Problème a:
D'après le texte sur l'oppidum de Constantine, quelle superficie le site couvre-t-il ?

Ce village perché se trouvait sous la tutelle de la puissante tribu salyenne, dont la capitale était Entremont (Aix-en-Provence). Outre ses caractéristiques défensives, d'habitation permanente et de lieu d'échanges marchands, sa situation en faisait également un lieu votif à Bélénos, dieu gaulois des bonnes eaux.

Constantine a certainement joué un rôle dans les relations commerciales qu'entretenaient les salyens et les «grecs» (phocéens), mais aussi en tant que place forte d'une « couronne défensive » salyenne contre les massaliotes notamment à partir du IIe siècle av. J.-C.). En effet, les «grecs» semblant acquérir des parts toujours plus grandes du commerce maritime celto-gaulois, les salyens menèrent ou encouragèrent des actions militaires contre l'expansion de la colonie grecque, ainsi que des raids contre les commerçants voyageurs et des actions de blocages contre les grecs et leurs établissements commerciaux annexes (Fos, Avignon, Cavaillon, Antibes, Nice, etc.).

Plan du relief autour de l'Oppidum (point orange).

Le site de 7 hectares se trouve sur la propriété du domaine de Calissanne – dont les bâtiments sont au pied du rocher sur la D10 (« Route de Saint Chamas ») – dans le sud de la commune de Lançon-Provence, mais à proximité (5 km à l'ouest) de La Fare-les-Oliviers[4]. Il faut donc impérativement s'adresser au Domaine de Calissanne pour pouvoir pénétrer les lieux.

Entrées:
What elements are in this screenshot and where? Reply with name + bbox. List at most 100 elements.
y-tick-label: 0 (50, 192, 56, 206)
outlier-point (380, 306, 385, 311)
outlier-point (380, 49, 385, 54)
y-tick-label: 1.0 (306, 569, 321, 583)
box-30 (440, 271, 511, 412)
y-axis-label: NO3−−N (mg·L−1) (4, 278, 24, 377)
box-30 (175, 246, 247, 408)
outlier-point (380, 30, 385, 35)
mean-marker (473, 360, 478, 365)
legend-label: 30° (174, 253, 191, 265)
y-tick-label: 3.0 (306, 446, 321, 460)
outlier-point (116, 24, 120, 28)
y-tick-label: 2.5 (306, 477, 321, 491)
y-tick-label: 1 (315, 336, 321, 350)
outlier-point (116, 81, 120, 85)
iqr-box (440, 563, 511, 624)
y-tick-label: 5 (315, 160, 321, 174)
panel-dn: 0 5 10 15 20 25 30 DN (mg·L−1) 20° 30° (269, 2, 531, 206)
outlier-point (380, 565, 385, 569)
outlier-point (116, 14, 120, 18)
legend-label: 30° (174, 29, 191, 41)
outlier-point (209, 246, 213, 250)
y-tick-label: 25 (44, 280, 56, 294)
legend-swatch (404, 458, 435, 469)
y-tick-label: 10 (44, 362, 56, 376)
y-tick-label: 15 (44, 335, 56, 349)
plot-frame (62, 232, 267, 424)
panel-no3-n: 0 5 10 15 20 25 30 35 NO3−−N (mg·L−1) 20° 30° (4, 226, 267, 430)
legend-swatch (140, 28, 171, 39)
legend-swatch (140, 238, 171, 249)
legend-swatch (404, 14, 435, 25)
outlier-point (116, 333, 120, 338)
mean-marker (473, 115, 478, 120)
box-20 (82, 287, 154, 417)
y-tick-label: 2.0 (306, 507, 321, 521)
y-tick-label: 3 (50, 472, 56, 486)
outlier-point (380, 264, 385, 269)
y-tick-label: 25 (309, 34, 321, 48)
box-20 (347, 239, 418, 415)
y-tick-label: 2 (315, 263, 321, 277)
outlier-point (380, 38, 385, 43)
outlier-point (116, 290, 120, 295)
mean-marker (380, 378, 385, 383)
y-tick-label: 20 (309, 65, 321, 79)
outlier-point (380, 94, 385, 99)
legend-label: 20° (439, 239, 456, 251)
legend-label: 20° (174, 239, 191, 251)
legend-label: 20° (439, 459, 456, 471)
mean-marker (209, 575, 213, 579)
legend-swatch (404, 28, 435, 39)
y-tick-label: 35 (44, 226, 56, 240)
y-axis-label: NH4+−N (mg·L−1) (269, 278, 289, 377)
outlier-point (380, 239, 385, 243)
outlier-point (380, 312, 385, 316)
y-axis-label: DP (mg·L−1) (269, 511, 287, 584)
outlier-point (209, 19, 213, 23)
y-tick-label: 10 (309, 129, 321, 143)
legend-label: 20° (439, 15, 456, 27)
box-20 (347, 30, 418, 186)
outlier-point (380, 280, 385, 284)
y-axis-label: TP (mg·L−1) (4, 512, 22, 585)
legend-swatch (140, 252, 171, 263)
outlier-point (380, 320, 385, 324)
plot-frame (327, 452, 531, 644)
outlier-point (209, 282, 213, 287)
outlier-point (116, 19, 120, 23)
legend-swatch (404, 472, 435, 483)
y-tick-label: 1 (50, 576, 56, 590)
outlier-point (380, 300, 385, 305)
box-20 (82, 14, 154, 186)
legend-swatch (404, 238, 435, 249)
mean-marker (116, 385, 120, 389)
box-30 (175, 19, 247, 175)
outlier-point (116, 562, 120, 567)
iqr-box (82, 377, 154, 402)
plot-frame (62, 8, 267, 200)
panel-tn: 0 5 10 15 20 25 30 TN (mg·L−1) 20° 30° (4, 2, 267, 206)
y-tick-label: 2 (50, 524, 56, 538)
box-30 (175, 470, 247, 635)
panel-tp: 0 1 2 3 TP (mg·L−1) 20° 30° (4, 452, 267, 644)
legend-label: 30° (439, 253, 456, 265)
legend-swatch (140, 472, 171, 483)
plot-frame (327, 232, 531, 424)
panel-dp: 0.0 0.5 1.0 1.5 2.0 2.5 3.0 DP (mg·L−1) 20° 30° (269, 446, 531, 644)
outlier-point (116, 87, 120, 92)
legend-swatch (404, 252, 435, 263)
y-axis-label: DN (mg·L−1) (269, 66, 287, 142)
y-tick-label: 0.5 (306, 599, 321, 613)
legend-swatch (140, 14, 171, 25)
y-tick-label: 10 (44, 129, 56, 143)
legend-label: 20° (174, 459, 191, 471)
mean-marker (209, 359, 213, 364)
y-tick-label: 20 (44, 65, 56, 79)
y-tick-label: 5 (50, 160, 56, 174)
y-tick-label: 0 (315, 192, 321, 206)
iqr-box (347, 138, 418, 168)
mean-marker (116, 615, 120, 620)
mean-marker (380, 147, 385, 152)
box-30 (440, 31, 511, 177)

Problème b:
Disposez, s'il vous plaît, en tableau Markdown les lignes des enregistrements, depuis la première jusqu'à celle contenant « y-axis-label: NO3−−N (mg·L−1) » incluse, avec les colonnes N° et Ligne, sans les lignes vides.

Réponse a:
7 hectares.

Réponse b:
| N° | Ligne |
|---|---|
| 1 | What elements are in this screenshot and where? Reply with name + bbox. List at most 100 elements. |
| 2 | y-tick-label: 0 (50, 192, 56, 206) |
| 3 | outlier-point (380, 306, 385, 311) |
| 4 | outlier-point (380, 49, 385, 54) |
| 5 | y-tick-label: 1.0 (306, 569, 321, 583) |
| 6 | box-30 (440, 271, 511, 412) |
| 7 | y-axis-label: NO3−−N (mg·L−1) (4, 278, 24, 377) |